_EXERCISE DIRECTIONS_
Provide an exact transcription of all the records.

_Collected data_
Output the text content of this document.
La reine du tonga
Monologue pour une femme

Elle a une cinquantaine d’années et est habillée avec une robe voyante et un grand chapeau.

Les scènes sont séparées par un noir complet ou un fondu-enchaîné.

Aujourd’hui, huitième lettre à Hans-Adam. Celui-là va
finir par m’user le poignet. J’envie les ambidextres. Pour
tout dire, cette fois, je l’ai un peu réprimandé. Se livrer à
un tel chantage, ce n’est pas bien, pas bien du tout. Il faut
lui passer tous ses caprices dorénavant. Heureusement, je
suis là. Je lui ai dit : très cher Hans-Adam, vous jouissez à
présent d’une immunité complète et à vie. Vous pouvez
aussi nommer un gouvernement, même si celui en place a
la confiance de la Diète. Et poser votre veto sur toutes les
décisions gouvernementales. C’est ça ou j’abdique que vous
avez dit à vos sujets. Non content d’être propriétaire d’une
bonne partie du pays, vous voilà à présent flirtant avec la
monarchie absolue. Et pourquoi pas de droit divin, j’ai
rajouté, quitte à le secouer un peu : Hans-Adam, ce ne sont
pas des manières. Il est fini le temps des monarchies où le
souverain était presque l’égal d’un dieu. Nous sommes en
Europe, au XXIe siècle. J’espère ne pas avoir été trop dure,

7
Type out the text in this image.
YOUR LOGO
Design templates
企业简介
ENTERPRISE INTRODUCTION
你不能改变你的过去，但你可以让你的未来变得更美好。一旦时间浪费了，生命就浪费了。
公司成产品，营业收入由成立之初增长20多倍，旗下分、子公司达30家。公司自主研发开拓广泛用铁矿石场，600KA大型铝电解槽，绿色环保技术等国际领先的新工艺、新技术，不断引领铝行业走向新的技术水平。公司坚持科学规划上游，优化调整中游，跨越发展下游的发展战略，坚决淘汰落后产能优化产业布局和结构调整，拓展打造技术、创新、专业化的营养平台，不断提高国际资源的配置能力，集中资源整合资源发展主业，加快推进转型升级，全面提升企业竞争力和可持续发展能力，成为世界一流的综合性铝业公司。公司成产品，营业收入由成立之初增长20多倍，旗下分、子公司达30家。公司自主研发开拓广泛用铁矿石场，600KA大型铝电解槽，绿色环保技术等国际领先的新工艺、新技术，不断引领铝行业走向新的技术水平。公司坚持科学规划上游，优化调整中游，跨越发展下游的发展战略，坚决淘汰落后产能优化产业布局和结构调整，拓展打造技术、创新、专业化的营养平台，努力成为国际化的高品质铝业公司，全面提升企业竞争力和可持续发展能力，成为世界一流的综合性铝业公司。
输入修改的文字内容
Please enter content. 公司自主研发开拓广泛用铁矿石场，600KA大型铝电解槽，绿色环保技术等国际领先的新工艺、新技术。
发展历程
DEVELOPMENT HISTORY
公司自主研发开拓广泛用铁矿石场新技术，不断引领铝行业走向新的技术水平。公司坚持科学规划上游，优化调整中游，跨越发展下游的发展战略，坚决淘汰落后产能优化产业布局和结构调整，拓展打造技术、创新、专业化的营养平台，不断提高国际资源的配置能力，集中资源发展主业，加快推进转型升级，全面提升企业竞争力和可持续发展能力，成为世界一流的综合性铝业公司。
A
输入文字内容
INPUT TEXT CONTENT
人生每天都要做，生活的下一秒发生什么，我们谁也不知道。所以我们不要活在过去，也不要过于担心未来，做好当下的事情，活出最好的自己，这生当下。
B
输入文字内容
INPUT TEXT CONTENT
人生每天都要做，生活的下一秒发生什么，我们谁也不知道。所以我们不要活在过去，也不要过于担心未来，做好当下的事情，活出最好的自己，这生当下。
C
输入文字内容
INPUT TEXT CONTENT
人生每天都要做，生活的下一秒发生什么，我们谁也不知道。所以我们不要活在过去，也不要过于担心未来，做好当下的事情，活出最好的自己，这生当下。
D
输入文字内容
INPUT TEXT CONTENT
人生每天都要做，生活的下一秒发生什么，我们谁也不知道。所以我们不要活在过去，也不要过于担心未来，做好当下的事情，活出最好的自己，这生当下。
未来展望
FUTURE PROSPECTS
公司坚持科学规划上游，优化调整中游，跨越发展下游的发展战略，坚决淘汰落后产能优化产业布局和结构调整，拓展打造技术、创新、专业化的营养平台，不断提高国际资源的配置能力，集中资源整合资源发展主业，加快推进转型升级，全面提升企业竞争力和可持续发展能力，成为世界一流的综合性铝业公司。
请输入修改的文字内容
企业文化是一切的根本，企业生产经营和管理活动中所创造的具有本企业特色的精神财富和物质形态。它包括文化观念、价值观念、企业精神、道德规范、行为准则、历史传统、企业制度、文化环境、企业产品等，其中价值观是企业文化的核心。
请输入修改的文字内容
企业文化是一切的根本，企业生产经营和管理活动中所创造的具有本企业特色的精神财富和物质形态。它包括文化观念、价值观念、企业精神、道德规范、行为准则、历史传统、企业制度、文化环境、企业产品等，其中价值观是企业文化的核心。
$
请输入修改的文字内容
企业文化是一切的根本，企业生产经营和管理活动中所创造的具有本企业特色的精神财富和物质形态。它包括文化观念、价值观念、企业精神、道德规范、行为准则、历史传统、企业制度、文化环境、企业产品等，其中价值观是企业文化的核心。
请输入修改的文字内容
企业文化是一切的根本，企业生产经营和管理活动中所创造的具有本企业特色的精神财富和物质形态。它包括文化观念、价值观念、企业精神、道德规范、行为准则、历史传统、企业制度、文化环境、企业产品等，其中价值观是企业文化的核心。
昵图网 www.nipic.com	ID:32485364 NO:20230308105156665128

_RESULT FOR THIS EXERCISE_
Output the text content of this document.
La reine du tonga
Monologue pour une femme

Elle a une cinquantaine d’années et est habillée avec une robe voyante et un grand chapeau.

Les scènes sont séparées par un noir complet ou un fondu-enchaîné.

Aujourd’hui, huitième lettre à Hans-Adam. Celui-là va
finir par m’user le poignet. J’envie les ambidextres. Pour
tout dire, cette fois, je l’ai un peu réprimandé. Se livrer à
un tel chantage, ce n’est pas bien, pas bien du tout. Il faut
lui passer tous ses caprices dorénavant. Heureusement, je
suis là. Je lui ai dit : très cher Hans-Adam, vous jouissez à
présent d’une immunité complète et à vie. Vous pouvez
aussi nommer un gouvernement, même si celui en place a
la confiance de la Diète. Et poser votre veto sur toutes les
décisions gouvernementales. C’est ça ou j’abdique que vous
avez dit à vos sujets. Non content d’être propriétaire d’une
bonne partie du pays, vous voilà à présent flirtant avec la
monarchie absolue. Et pourquoi pas de droit divin, j’ai
rajouté, quitte à le secouer un peu : Hans-Adam, ce ne sont
pas des manières. Il est fini le temps des monarchies où le
souverain était presque l’égal d’un dieu. Nous sommes en
Europe, au XXIe siècle. J’espère ne pas avoir été trop dure,

7
Type out the text in this image.
YOUR LOGO
Design templates
企业简介
ENTERPRISE INTRODUCTION
你不能改变你的过去，但你可以让你的未来变得更美好。一旦时间浪费了，生命就浪费了。
公司成产品，营业收入由成立之初增长20多倍，旗下分、子公司达30家。公司自主研发开拓广泛用铁矿石场，600KA大型铝电解槽，绿色环保技术等国际领先的新工艺、新技术，不断引领铝行业走向新的技术水平。公司坚持科学规划上游，优化调整中游，跨越发展下游的发展战略，坚决淘汰落后产能优化产业布局和结构调整，拓展打造技术、创新、专业化的营养平台，不断提高国际资源的配置能力，集中资源整合资源发展主业，加快推进转型升级，全面提升企业竞争力和可持续发展能力，成为世界一流的综合性铝业公司。公司成产品，营业收入由成立之初增长20多倍，旗下分、子公司达30家。公司自主研发开拓广泛用铁矿石场，600KA大型铝电解槽，绿色环保技术等国际领先的新工艺、新技术，不断引领铝行业走向新的技术水平。公司坚持科学规划上游，优化调整中游，跨越发展下游的发展战略，坚决淘汰落后产能优化产业布局和结构调整，拓展打造技术、创新、专业化的营养平台，努力成为国际化的高品质铝业公司，全面提升企业竞争力和可持续发展能力，成为世界一流的综合性铝业公司。
输入修改的文字内容
Please enter content. 公司自主研发开拓广泛用铁矿石场，600KA大型铝电解槽，绿色环保技术等国际领先的新工艺、新技术。
发展历程
DEVELOPMENT HISTORY
公司自主研发开拓广泛用铁矿石场新技术，不断引领铝行业走向新的技术水平。公司坚持科学规划上游，优化调整中游，跨越发展下游的发展战略，坚决淘汰落后产能优化产业布局和结构调整，拓展打造技术、创新、专业化的营养平台，不断提高国际资源的配置能力，集中资源发展主业，加快推进转型升级，全面提升企业竞争力和可持续发展能力，成为世界一流的综合性铝业公司。
A
输入文字内容
INPUT TEXT CONTENT
人生每天都要做，生活的下一秒发生什么，我们谁也不知道。所以我们不要活在过去，也不要过于担心未来，做好当下的事情，活出最好的自己，这生当下。
B
输入文字内容
INPUT TEXT CONTENT
人生每天都要做，生活的下一秒发生什么，我们谁也不知道。所以我们不要活在过去，也不要过于担心未来，做好当下的事情，活出最好的自己，这生当下。
C
输入文字内容
INPUT TEXT CONTENT
人生每天都要做，生活的下一秒发生什么，我们谁也不知道。所以我们不要活在过去，也不要过于担心未来，做好当下的事情，活出最好的自己，这生当下。
D
输入文字内容
INPUT TEXT CONTENT
人生每天都要做，生活的下一秒发生什么，我们谁也不知道。所以我们不要活在过去，也不要过于担心未来，做好当下的事情，活出最好的自己，这生当下。
未来展望
FUTURE PROSPECTS
公司坚持科学规划上游，优化调整中游，跨越发展下游的发展战略，坚决淘汰落后产能优化产业布局和结构调整，拓展打造技术、创新、专业化的营养平台，不断提高国际资源的配置能力，集中资源整合资源发展主业，加快推进转型升级，全面提升企业竞争力和可持续发展能力，成为世界一流的综合性铝业公司。
请输入修改的文字内容
企业文化是一切的根本，企业生产经营和管理活动中所创造的具有本企业特色的精神财富和物质形态。它包括文化观念、价值观念、企业精神、道德规范、行为准则、历史传统、企业制度、文化环境、企业产品等，其中价值观是企业文化的核心。
请输入修改的文字内容
企业文化是一切的根本，企业生产经营和管理活动中所创造的具有本企业特色的精神财富和物质形态。它包括文化观念、价值观念、企业精神、道德规范、行为准则、历史传统、企业制度、文化环境、企业产品等，其中价值观是企业文化的核心。
$
请输入修改的文字内容
企业文化是一切的根本，企业生产经营和管理活动中所创造的具有本企业特色的精神财富和物质形态。它包括文化观念、价值观念、企业精神、道德规范、行为准则、历史传统、企业制度、文化环境、企业产品等，其中价值观是企业文化的核心。
请输入修改的文字内容
企业文化是一切的根本，企业生产经营和管理活动中所创造的具有本企业特色的精神财富和物质形态。它包括文化观念、价值观念、企业精神、道德规范、行为准则、历史传统、企业制度、文化环境、企业产品等，其中价值观是企业文化的核心。
昵图网 www.nipic.com	ID:32485364 NO:20230308105156665128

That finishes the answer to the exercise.